TASK GOAL:
In the data below, find every line with the word "Repair" and copy it out.

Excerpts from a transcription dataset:

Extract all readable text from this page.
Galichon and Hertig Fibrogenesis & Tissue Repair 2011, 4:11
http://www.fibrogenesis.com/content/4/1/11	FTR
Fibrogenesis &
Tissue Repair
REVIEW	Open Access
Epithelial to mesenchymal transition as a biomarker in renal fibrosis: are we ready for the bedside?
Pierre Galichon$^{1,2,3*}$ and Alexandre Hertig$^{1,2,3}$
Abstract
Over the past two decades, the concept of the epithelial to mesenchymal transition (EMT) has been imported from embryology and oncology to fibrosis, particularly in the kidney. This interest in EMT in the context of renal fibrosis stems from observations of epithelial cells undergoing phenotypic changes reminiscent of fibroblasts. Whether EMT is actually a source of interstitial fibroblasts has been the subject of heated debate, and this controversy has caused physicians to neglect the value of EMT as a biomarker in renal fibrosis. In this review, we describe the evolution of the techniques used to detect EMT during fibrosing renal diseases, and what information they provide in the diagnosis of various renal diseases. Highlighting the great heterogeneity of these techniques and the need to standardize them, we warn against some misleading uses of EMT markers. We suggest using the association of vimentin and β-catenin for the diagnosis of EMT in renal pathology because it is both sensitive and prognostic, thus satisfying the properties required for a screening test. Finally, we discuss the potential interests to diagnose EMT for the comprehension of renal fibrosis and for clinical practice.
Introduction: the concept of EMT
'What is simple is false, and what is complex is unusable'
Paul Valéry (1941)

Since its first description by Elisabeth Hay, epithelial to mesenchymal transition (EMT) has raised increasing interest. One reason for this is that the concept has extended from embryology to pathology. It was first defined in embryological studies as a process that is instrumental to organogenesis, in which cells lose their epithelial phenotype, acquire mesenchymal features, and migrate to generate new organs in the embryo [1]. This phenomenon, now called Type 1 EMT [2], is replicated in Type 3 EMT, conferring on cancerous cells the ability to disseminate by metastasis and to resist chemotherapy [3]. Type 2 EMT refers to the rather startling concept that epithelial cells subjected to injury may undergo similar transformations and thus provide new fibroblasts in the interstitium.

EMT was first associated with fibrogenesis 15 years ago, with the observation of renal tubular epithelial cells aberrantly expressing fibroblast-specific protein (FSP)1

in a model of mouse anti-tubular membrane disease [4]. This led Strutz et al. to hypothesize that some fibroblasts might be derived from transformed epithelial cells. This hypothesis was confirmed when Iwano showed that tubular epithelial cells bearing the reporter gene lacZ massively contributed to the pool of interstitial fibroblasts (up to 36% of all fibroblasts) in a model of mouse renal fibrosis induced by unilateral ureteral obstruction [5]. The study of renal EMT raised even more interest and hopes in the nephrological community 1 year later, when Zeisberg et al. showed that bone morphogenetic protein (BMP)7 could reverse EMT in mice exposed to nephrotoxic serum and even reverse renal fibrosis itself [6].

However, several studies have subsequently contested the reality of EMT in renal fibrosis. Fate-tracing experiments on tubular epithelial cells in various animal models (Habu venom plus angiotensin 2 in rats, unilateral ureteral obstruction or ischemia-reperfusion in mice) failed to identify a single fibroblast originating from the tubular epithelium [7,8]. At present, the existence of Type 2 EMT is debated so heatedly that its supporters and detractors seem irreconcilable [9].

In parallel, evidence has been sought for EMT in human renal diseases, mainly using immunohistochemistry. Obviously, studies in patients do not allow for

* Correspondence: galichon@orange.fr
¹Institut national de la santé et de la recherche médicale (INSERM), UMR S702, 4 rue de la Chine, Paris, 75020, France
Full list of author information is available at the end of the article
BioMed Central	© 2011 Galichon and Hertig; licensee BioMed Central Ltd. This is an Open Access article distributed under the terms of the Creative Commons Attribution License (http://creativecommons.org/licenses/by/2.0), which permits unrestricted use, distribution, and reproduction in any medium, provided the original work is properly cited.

TASK RESULT:
Galichon and Hertig Fibrogenesis & Tissue Repair 2011, 4:11
Tissue Repair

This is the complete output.